THE DATA:

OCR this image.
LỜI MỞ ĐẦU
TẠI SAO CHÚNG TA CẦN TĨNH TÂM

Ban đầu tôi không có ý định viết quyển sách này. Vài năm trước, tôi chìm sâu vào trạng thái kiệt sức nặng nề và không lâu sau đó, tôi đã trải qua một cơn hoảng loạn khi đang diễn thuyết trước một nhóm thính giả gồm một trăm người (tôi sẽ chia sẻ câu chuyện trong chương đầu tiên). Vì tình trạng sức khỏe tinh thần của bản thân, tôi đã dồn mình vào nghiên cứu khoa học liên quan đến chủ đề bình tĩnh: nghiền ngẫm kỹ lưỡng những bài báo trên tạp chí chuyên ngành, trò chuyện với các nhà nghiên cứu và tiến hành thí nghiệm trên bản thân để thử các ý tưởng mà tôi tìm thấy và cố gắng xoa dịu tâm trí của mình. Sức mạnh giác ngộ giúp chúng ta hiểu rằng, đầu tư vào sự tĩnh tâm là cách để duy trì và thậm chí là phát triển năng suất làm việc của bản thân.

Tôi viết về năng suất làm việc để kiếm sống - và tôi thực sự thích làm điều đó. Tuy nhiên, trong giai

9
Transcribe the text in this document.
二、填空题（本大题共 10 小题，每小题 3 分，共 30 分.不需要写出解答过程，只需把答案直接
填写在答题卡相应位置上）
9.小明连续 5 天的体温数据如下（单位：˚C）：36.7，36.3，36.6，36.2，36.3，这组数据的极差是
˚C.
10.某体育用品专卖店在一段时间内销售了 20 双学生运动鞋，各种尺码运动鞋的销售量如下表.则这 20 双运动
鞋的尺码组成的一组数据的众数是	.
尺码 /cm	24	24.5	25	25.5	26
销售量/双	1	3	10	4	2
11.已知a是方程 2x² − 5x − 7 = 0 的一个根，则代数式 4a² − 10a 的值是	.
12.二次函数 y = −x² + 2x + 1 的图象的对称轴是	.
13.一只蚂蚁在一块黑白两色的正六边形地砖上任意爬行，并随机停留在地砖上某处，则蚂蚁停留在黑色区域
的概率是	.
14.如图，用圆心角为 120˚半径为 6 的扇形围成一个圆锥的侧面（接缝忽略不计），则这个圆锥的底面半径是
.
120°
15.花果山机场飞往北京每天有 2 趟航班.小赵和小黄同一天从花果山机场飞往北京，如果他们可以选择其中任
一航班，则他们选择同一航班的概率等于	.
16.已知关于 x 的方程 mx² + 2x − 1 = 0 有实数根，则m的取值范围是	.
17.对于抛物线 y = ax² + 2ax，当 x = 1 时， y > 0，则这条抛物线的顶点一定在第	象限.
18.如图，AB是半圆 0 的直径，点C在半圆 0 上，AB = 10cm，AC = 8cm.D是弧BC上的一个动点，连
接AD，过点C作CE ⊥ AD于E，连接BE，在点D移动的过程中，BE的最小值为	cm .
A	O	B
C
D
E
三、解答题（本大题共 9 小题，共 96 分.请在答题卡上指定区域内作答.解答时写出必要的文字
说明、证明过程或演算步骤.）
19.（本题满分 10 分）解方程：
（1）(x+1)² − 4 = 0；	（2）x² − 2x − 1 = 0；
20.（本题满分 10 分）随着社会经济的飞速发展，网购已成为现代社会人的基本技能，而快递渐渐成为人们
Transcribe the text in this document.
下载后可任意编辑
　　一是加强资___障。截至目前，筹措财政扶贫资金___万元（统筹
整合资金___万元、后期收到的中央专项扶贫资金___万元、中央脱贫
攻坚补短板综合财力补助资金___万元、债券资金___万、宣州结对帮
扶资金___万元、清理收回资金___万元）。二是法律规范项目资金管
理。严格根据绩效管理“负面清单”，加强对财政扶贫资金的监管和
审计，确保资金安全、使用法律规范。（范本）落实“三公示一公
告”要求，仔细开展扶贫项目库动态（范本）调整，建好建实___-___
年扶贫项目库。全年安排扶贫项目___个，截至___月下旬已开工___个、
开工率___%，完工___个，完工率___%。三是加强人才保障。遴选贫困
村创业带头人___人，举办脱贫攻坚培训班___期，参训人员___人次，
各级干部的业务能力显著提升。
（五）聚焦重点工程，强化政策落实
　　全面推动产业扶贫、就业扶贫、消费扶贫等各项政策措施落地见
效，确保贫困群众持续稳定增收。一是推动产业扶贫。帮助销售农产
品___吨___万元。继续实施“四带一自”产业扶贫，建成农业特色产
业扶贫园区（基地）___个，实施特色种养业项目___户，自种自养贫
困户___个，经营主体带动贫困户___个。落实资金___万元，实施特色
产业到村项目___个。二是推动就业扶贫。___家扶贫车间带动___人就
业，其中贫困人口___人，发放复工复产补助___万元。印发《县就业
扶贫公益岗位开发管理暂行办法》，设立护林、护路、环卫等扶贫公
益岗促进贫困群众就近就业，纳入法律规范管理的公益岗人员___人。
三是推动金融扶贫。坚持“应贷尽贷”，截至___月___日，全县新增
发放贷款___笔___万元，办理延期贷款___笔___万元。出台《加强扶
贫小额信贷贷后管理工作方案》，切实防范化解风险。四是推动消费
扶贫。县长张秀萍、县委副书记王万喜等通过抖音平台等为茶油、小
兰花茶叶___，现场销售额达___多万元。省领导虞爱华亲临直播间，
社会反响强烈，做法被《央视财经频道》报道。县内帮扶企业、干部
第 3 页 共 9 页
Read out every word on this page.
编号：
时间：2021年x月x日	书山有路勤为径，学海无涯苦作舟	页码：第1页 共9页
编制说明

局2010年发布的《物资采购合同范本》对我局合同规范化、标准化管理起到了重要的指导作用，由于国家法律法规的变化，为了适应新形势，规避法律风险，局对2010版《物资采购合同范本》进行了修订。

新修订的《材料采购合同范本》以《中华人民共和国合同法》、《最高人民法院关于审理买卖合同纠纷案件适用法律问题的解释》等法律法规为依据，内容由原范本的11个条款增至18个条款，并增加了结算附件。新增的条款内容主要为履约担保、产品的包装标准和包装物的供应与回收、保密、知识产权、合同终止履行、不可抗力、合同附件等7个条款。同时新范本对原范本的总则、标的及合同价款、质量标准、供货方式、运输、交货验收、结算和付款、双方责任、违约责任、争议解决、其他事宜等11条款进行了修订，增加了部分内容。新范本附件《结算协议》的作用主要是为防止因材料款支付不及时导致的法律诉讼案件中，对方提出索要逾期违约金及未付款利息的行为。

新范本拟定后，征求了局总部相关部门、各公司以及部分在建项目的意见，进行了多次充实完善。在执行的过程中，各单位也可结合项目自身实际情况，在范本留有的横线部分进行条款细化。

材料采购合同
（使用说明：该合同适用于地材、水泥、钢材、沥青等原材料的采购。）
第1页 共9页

THE REQUEST:
In the entries above, identify each line that includes the string "本大题共", then copy it.

COMPLETED EXERCISE:
二、填空题（本大题共 10 小题，每小题 3 分，共 30 分.不需要写出解答过程，只需把答案直接
三、解答题（本大题共 9 小题，共 96 分.请在答题卡上指定区域内作答.解答时写出必要的文字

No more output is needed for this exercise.